EXERCISE INSTRUCTIONS
List each line of the data that holds the string "name", please.

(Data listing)

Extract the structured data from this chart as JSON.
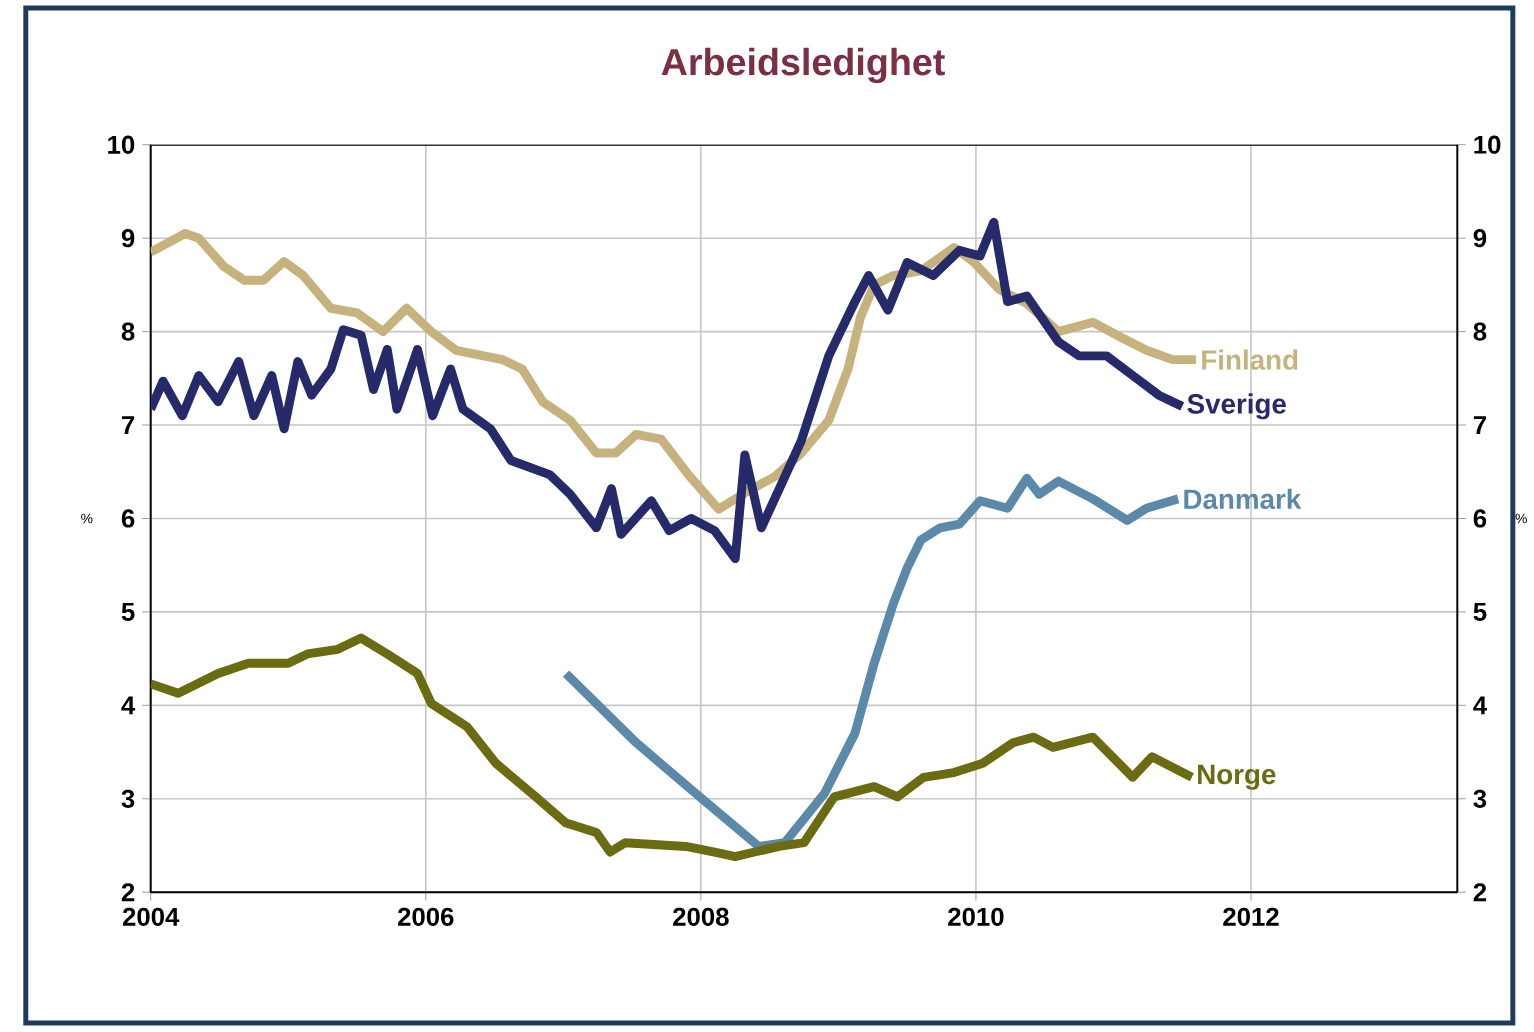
{
  "chart_data": {
    "type": "line",
    "title": "Arbeidsledighet",
    "ylabel": "%",
    "y2label": "%",
    "xlim": [
      2004,
      2013.5
    ],
    "xticks": [
      2004,
      2006,
      2008,
      2010,
      2012
    ],
    "ylim": [
      2,
      10
    ],
    "yticks": [
      2,
      3,
      4,
      5,
      6,
      7,
      8,
      9,
      10
    ],
    "y2lim": [
      2,
      10
    ],
    "y2ticks": [
      2,
      3,
      4,
      5,
      6,
      7,
      8,
      9,
      10
    ],
    "grid": true,
    "legend": false,
    "marker": "none",
    "line_style": "solid",
    "series": [
      {
        "name": "Finland",
        "color": "#c6b27c",
        "x": [
          2004.0,
          2004.25,
          2004.35,
          2004.53,
          2004.68,
          2004.82,
          2004.97,
          2005.11,
          2005.31,
          2005.5,
          2005.69,
          2005.86,
          2006.04,
          2006.22,
          2006.56,
          2006.7,
          2006.85,
          2007.05,
          2007.24,
          2007.38,
          2007.53,
          2007.71,
          2007.92,
          2008.13,
          2008.35,
          2008.54,
          2008.73,
          2008.93,
          2009.07,
          2009.16,
          2009.26,
          2009.4,
          2009.6,
          2009.84,
          2009.98,
          2010.17,
          2010.37,
          2010.6,
          2010.85,
          2011.04,
          2011.24,
          2011.43,
          2011.6
        ],
        "values": [
          8.85,
          9.05,
          9.0,
          8.7,
          8.55,
          8.55,
          8.75,
          8.6,
          8.25,
          8.2,
          8.0,
          8.25,
          8.0,
          7.8,
          7.7,
          7.6,
          7.25,
          7.05,
          6.7,
          6.7,
          6.9,
          6.85,
          6.45,
          6.1,
          6.3,
          6.45,
          6.7,
          7.05,
          7.6,
          8.15,
          8.5,
          8.6,
          8.65,
          8.9,
          8.75,
          8.45,
          8.3,
          8.0,
          8.1,
          7.95,
          7.8,
          7.7,
          7.7
        ]
      },
      {
        "name": "Sverige",
        "color": "#262a6a",
        "x": [
          2004.0,
          2004.09,
          2004.23,
          2004.35,
          2004.49,
          2004.64,
          2004.75,
          2004.88,
          2004.97,
          2005.07,
          2005.17,
          2005.31,
          2005.4,
          2005.53,
          2005.62,
          2005.72,
          2005.79,
          2005.94,
          2006.05,
          2006.18,
          2006.27,
          2006.47,
          2006.62,
          2006.9,
          2007.05,
          2007.24,
          2007.35,
          2007.42,
          2007.64,
          2007.77,
          2007.93,
          2008.1,
          2008.25,
          2008.32,
          2008.44,
          2008.73,
          2008.93,
          2009.12,
          2009.22,
          2009.36,
          2009.5,
          2009.69,
          2009.88,
          2010.03,
          2010.13,
          2010.23,
          2010.37,
          2010.6,
          2010.75,
          2010.95,
          2011.14,
          2011.33,
          2011.5
        ],
        "values": [
          7.17,
          7.47,
          7.1,
          7.53,
          7.25,
          7.68,
          7.1,
          7.53,
          6.96,
          7.68,
          7.32,
          7.6,
          8.02,
          7.96,
          7.38,
          7.81,
          7.17,
          7.81,
          7.1,
          7.6,
          7.17,
          6.96,
          6.62,
          6.47,
          6.26,
          5.9,
          6.32,
          5.83,
          6.19,
          5.87,
          6.0,
          5.87,
          5.57,
          6.68,
          5.9,
          6.83,
          7.74,
          8.32,
          8.6,
          8.23,
          8.74,
          8.6,
          8.87,
          8.81,
          9.17,
          8.32,
          8.38,
          7.89,
          7.74,
          7.74,
          7.53,
          7.32,
          7.2
        ]
      },
      {
        "name": "Danmark",
        "color": "#5a89aa",
        "x": [
          2007.02,
          2007.53,
          2007.96,
          2008.42,
          2008.61,
          2008.9,
          2009.12,
          2009.26,
          2009.4,
          2009.5,
          2009.6,
          2009.74,
          2009.88,
          2010.03,
          2010.23,
          2010.37,
          2010.46,
          2010.6,
          2010.85,
          2011.1,
          2011.24,
          2011.47
        ],
        "values": [
          4.34,
          3.6,
          3.06,
          2.49,
          2.53,
          3.06,
          3.7,
          4.45,
          5.09,
          5.47,
          5.77,
          5.9,
          5.94,
          6.19,
          6.11,
          6.43,
          6.26,
          6.4,
          6.21,
          5.98,
          6.11,
          6.21
        ]
      },
      {
        "name": "Norge",
        "color": "#6b6b12",
        "x": [
          2004.0,
          2004.2,
          2004.49,
          2004.71,
          2005.0,
          2005.14,
          2005.36,
          2005.53,
          2005.72,
          2005.94,
          2006.04,
          2006.3,
          2006.51,
          2006.8,
          2007.02,
          2007.24,
          2007.34,
          2007.45,
          2007.89,
          2008.1,
          2008.25,
          2008.39,
          2008.57,
          2008.75,
          2008.97,
          2009.26,
          2009.43,
          2009.62,
          2009.84,
          2010.05,
          2010.27,
          2010.42,
          2010.56,
          2010.85,
          2011.14,
          2011.28,
          2011.57
        ],
        "values": [
          4.23,
          4.13,
          4.34,
          4.45,
          4.45,
          4.55,
          4.6,
          4.72,
          4.55,
          4.34,
          4.02,
          3.77,
          3.38,
          3.02,
          2.74,
          2.64,
          2.43,
          2.53,
          2.49,
          2.43,
          2.38,
          2.43,
          2.49,
          2.53,
          3.02,
          3.13,
          3.02,
          3.23,
          3.28,
          3.38,
          3.6,
          3.66,
          3.55,
          3.66,
          3.23,
          3.45,
          3.23
        ]
      }
    ]
  }
}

OUTPUT OF THE EXERCISE
        "name": "Finland",
        "name": "Sverige",
        "name": "Danmark",
        "name": "Norge",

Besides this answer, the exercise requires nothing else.